EXTRACTED TEXT
*** Block opens ***
The industrial manufacture of cigarettes began in the late nineteenth century, but it wasn't until the invention of the modern consumer, advertising campaign — pioneered by cigarette brands — that the product really took off at the turn of the century. The cigarette became an indispensable accessory of glamour and sex appeal: from Marlene Dietrich to Humphrey Bogart to Anne Bancroft, we have imagined stars with cigarettes in their mouths, and imitated them.
The cigarette — the ultimate icon of our consumer culture — serves as a vehicle for historian Allan Brandt to explore critical aspects of American life. From agriculture to big business, from medicine to politics, The Cigarette Century shows how smoking came to be so deeply implicated in our culture, science, policy, and law. In this magisterial book, Brandt demonstrates how the cigarette reflects the most powerful debates of our time about risk, responsibility, and human health. The Cigarette Century reaches across many disciplines to form a broad and compelling synthesis, showing how one humble (and largely useless) product came to play such a dominant role in our lives and deaths.
*** Block closes ***
EXERCISES TO COMPLETE
**1.** According to the book description, which kind of campaign did cigarette brands pioneer?
**2.** Say whether each statement agrees with the book description, answering yes or no and quoting the words that decide it: (a) The industrial manufacture of cigarettes began in the late nineteenth century. (b) Allan Brandt is described as a physician. (c) The cigarette is called a largely useful product.
**3.** Rewrite the paragraph of the book description that begins "The cigarette — the ultimate icon" as a shorter summary that keeps its main facts.

[Records from a collection]
*** Block opens ***
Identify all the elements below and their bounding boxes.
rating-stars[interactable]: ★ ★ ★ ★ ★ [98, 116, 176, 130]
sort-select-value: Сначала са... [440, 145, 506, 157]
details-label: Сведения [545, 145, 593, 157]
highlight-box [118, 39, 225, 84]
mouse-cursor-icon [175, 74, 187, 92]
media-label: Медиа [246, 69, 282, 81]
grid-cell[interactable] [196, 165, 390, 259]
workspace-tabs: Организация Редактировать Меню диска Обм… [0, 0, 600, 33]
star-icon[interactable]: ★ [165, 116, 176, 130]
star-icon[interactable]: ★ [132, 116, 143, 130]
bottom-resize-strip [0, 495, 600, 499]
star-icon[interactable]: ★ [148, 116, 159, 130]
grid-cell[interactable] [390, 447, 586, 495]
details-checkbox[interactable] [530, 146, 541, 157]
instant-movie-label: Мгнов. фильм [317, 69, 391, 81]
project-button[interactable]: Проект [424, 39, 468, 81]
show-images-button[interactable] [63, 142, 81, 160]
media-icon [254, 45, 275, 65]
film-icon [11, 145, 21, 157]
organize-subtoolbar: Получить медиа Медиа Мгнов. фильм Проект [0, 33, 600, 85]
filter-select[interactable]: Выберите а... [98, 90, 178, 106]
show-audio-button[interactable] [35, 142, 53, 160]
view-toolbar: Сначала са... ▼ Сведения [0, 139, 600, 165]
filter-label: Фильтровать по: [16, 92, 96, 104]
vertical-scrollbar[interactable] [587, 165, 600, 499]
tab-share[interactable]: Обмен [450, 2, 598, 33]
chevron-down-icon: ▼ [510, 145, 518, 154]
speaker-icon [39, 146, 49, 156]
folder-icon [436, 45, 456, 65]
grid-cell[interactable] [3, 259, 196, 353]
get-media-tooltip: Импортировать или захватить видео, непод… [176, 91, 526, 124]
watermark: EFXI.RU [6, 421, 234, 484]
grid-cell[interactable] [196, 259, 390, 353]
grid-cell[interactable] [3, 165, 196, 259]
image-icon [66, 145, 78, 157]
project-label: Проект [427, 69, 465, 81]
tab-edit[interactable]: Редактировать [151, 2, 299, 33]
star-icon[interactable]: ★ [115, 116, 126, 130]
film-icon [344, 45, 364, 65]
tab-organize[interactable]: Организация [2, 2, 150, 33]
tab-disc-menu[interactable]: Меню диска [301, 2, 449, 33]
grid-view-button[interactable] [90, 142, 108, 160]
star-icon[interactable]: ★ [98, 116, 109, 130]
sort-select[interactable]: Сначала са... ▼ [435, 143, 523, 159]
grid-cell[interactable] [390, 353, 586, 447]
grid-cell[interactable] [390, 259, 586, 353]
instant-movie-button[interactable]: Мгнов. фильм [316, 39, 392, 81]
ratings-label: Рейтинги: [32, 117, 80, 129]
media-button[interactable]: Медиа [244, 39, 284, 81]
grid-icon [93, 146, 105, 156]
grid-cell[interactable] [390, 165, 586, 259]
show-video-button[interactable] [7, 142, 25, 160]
*** Block closes ***
SOLUTIONS
**1.** The modern consumer advertising campaign.

**2.**
(a) Yes: "The industrial manufacture of cigarettes began in the late nineteenth century"
(b) No: "historian Allan Brandt"
(c) No: "one humble (and largely useless) product"

**3.** Historian Allan Brandt uses the cigarette, an icon of consumer culture, to examine American life. The Cigarette Century draws on many fields, including agriculture, business, medicine and politics. It shows how smoking became bound up with American culture, science, policy and law, and how it reflects current debates about risk, responsibility and health. The book explains how a humble, largely useless product came to dominate people's lives and deaths.